Problem details:
Rewrite the lines below, from the line with "detect and localize" to the line with "- edit-link[interactable]: 编辑: [351, 388, 375, 402]", as a numbered list, leaving out any blank lines.

##### Dataset records

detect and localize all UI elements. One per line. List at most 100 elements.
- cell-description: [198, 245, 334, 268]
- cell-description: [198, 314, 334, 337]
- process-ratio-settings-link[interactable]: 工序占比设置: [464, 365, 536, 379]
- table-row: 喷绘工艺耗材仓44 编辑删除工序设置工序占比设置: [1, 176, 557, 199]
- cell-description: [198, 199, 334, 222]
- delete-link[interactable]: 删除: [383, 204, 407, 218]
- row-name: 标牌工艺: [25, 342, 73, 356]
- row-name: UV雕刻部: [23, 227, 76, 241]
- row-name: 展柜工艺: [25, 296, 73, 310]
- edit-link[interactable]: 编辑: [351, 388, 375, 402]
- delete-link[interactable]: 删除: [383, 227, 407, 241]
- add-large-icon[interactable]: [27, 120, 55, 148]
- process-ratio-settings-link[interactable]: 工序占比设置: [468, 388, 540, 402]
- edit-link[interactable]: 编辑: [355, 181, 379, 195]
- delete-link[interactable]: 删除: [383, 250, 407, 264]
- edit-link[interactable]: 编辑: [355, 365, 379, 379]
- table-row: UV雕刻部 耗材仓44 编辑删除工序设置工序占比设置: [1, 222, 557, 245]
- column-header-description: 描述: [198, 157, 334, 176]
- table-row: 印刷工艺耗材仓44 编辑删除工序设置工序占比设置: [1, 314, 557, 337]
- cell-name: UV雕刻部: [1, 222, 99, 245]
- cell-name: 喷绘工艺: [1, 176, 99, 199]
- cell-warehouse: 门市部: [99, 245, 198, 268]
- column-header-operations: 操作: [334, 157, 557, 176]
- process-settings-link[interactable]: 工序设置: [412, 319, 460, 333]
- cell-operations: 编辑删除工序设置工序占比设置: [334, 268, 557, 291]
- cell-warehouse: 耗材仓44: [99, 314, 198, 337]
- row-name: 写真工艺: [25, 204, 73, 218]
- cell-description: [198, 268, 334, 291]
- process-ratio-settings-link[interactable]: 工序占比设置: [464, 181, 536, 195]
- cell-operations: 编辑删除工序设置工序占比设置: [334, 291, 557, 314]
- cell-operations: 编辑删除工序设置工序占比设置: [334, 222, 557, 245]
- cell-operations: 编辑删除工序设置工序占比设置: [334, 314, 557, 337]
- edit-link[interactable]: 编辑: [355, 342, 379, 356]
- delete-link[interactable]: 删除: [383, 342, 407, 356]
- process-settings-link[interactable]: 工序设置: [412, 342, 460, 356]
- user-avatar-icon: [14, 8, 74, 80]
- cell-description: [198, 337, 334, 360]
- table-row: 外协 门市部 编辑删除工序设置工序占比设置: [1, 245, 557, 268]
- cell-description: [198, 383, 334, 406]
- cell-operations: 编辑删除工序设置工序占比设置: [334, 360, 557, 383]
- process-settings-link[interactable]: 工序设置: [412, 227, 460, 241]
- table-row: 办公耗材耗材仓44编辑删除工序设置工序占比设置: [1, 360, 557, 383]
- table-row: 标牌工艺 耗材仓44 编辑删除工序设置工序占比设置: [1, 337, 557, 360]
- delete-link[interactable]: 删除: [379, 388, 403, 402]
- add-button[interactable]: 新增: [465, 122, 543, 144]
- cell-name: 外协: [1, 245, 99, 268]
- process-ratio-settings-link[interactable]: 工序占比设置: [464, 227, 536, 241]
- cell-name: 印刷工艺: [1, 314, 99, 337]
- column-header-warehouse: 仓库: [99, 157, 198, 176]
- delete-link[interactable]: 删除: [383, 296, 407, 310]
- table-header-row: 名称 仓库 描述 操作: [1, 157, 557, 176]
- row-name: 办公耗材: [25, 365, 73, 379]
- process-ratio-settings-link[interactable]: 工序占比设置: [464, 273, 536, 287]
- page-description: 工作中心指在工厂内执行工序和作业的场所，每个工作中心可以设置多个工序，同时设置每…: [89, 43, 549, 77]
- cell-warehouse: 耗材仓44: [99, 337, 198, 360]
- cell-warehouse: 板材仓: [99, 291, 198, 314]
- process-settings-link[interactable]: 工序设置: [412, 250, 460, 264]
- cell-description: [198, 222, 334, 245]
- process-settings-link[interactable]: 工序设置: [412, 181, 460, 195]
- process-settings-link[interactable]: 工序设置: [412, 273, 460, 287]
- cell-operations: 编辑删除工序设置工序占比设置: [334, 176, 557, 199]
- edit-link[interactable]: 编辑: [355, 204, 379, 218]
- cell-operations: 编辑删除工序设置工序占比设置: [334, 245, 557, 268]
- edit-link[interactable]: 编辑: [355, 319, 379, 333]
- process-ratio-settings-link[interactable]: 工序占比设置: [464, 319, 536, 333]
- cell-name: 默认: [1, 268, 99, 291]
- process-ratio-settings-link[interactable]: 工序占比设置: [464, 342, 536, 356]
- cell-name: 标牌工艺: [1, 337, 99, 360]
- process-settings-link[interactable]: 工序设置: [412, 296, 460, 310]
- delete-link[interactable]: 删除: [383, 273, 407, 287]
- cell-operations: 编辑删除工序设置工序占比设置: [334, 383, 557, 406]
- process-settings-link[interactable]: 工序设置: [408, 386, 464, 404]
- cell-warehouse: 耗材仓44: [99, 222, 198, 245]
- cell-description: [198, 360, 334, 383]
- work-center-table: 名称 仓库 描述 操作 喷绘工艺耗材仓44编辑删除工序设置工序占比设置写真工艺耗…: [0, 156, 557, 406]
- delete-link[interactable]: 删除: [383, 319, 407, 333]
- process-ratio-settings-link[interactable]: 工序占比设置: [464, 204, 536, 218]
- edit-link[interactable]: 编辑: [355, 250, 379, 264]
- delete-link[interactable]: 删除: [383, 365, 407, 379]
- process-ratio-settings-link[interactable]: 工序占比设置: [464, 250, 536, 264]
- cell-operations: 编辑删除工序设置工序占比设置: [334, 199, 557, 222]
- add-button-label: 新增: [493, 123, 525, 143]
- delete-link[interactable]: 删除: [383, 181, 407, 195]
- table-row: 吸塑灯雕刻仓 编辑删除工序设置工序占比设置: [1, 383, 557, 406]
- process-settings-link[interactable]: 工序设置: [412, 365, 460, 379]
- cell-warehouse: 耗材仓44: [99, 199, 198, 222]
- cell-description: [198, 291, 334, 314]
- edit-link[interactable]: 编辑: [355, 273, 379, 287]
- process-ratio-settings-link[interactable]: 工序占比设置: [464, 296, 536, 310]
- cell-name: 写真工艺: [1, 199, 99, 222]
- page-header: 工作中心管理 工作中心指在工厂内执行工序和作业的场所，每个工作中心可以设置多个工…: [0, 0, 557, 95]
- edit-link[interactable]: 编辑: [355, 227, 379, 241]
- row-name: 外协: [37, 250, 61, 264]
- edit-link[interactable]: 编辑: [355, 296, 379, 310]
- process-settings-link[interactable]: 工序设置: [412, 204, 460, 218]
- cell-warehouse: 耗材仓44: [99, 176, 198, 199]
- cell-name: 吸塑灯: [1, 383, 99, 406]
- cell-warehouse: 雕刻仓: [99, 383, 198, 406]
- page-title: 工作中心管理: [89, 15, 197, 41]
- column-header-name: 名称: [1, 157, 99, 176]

##########
##### Dataset records

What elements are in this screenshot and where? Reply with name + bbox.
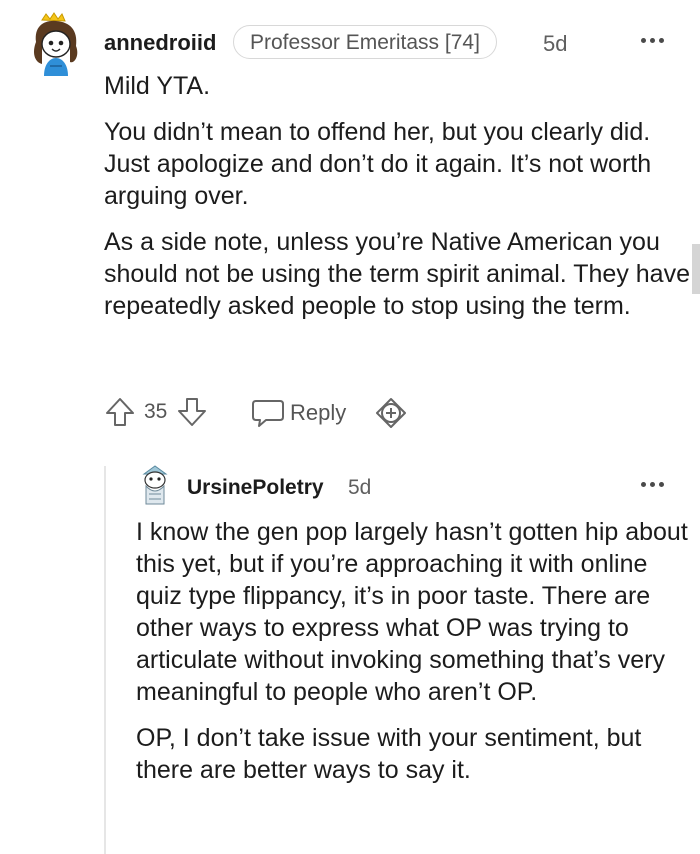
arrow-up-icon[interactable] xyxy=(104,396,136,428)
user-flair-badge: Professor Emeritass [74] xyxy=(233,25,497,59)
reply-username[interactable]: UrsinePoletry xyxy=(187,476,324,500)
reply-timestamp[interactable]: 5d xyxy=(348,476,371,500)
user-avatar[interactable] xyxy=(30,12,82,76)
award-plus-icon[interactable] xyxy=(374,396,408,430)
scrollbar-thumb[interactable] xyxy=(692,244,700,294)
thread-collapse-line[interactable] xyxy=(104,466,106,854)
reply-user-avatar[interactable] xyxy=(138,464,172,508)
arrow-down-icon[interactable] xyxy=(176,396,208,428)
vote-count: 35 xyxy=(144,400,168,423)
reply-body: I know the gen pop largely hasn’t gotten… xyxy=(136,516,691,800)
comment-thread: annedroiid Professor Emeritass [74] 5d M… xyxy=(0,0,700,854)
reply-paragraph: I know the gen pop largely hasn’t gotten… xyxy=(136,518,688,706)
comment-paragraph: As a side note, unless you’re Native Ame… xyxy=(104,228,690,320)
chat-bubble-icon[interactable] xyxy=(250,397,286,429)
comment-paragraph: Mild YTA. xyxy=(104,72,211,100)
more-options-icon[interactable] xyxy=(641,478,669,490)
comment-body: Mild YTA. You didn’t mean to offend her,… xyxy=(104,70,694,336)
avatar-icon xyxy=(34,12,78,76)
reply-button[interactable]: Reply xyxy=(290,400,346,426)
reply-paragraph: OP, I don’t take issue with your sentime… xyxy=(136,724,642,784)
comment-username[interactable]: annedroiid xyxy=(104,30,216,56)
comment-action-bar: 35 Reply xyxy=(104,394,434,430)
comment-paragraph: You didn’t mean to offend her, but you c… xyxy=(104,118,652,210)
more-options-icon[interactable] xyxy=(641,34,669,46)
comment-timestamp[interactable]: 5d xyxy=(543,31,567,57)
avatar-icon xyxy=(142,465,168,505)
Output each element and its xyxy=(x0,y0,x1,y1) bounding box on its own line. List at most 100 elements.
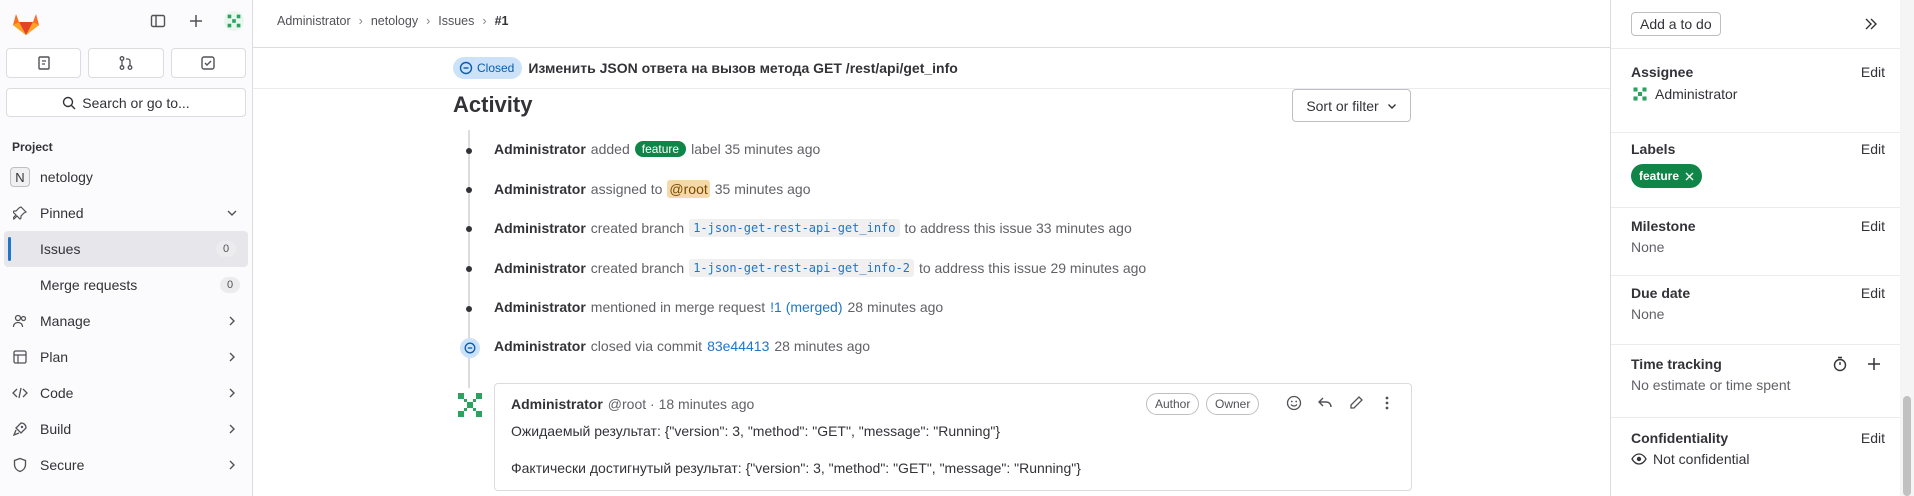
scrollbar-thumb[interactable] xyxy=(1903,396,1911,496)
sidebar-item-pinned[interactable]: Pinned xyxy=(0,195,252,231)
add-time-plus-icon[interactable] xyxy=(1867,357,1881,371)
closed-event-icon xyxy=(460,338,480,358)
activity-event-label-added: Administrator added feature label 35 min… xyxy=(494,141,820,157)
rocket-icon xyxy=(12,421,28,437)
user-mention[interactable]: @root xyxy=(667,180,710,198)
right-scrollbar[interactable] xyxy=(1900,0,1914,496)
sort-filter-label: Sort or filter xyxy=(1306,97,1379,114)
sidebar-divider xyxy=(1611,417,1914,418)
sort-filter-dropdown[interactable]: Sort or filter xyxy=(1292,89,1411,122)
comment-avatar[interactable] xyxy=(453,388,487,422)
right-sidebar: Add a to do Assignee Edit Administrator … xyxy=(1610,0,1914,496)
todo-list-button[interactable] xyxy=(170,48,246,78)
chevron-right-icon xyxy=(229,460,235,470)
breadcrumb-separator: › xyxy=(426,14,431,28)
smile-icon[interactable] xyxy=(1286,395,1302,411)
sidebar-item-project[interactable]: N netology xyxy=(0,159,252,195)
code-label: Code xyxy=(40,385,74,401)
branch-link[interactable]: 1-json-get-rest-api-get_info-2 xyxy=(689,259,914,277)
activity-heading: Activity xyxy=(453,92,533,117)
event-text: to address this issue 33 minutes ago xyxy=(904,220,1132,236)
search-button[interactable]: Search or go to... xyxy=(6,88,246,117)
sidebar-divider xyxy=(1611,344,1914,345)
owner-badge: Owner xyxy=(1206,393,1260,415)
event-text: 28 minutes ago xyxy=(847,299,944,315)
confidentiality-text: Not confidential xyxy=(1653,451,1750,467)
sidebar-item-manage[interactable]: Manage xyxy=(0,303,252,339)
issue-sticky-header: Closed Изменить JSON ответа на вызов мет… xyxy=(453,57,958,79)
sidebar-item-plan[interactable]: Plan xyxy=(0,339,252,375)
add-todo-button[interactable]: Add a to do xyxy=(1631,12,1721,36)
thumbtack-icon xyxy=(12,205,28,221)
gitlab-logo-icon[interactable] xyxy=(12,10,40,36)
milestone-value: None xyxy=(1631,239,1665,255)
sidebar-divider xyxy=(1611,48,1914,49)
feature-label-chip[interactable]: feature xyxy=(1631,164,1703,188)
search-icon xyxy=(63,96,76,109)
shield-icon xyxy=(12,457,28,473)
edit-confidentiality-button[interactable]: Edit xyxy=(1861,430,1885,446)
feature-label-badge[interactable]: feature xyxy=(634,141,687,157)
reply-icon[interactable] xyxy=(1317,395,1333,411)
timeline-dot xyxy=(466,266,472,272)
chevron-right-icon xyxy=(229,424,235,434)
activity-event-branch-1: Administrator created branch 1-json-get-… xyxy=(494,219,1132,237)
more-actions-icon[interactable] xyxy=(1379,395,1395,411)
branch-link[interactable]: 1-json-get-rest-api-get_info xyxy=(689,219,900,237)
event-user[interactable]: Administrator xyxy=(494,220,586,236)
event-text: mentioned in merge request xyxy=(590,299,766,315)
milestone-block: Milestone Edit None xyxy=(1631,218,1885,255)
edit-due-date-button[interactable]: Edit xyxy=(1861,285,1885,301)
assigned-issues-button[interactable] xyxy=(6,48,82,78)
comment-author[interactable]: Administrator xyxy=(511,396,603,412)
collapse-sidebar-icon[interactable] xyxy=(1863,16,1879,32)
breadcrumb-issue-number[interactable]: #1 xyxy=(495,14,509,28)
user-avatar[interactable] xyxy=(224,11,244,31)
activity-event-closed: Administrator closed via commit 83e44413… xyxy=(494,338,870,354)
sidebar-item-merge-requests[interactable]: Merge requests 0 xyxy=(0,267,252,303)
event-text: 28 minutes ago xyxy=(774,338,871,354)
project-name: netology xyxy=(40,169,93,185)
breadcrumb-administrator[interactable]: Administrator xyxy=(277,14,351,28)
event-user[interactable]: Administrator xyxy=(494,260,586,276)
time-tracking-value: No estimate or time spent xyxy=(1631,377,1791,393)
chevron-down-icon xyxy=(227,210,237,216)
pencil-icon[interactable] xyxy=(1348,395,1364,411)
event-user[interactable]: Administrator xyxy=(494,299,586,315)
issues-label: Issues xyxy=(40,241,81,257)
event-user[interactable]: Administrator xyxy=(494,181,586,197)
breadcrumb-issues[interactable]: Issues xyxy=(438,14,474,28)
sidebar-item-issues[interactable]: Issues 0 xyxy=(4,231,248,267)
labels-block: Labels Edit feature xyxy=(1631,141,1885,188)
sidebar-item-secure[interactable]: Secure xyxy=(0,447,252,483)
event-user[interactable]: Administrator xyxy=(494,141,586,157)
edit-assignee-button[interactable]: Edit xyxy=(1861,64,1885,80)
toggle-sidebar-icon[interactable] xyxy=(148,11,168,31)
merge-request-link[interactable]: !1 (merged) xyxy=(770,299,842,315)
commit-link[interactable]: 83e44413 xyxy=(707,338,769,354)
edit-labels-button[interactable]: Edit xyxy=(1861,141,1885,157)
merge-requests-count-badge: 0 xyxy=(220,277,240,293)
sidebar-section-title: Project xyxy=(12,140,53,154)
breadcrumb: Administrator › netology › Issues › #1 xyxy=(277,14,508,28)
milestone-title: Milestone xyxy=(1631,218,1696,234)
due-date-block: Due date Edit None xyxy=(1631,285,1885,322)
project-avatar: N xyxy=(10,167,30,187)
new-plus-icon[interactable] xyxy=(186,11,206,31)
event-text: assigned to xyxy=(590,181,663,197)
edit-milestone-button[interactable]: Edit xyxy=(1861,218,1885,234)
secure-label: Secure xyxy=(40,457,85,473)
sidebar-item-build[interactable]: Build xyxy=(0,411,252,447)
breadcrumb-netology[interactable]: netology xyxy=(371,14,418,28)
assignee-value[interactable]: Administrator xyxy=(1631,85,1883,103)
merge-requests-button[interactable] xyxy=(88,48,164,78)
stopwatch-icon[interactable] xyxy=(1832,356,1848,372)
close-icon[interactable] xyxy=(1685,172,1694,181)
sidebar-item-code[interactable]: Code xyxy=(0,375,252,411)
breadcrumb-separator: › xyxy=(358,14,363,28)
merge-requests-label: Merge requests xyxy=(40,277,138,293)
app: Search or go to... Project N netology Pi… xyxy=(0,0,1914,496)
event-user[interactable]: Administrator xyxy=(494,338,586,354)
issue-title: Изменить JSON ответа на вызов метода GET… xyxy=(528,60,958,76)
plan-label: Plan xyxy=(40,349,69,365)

##########

Expected answer:
1. detect and localize all UI elements. One per line. List at most 100 elements.
2. - cell-description: [198, 245, 334, 268]
3. - cell-description: [198, 314, 334, 337]
4. - process-ratio-settings-link[interactable]: 工序占比设置: [464, 365, 536, 379]
5. - table-row: 喷绘工艺耗材仓44 编辑删除工序设置工序占比设置: [1, 176, 557, 199]
6. - cell-description: [198, 199, 334, 222]
7. - delete-link[interactable]: 删除: [383, 204, 407, 218]
8. - row-name: 标牌工艺: [25, 342, 73, 356]
9. - row-name: UV雕刻部: [23, 227, 76, 241]
10. - row-name: 展柜工艺: [25, 296, 73, 310]
11. - edit-link[interactable]: 编辑: [351, 388, 375, 402]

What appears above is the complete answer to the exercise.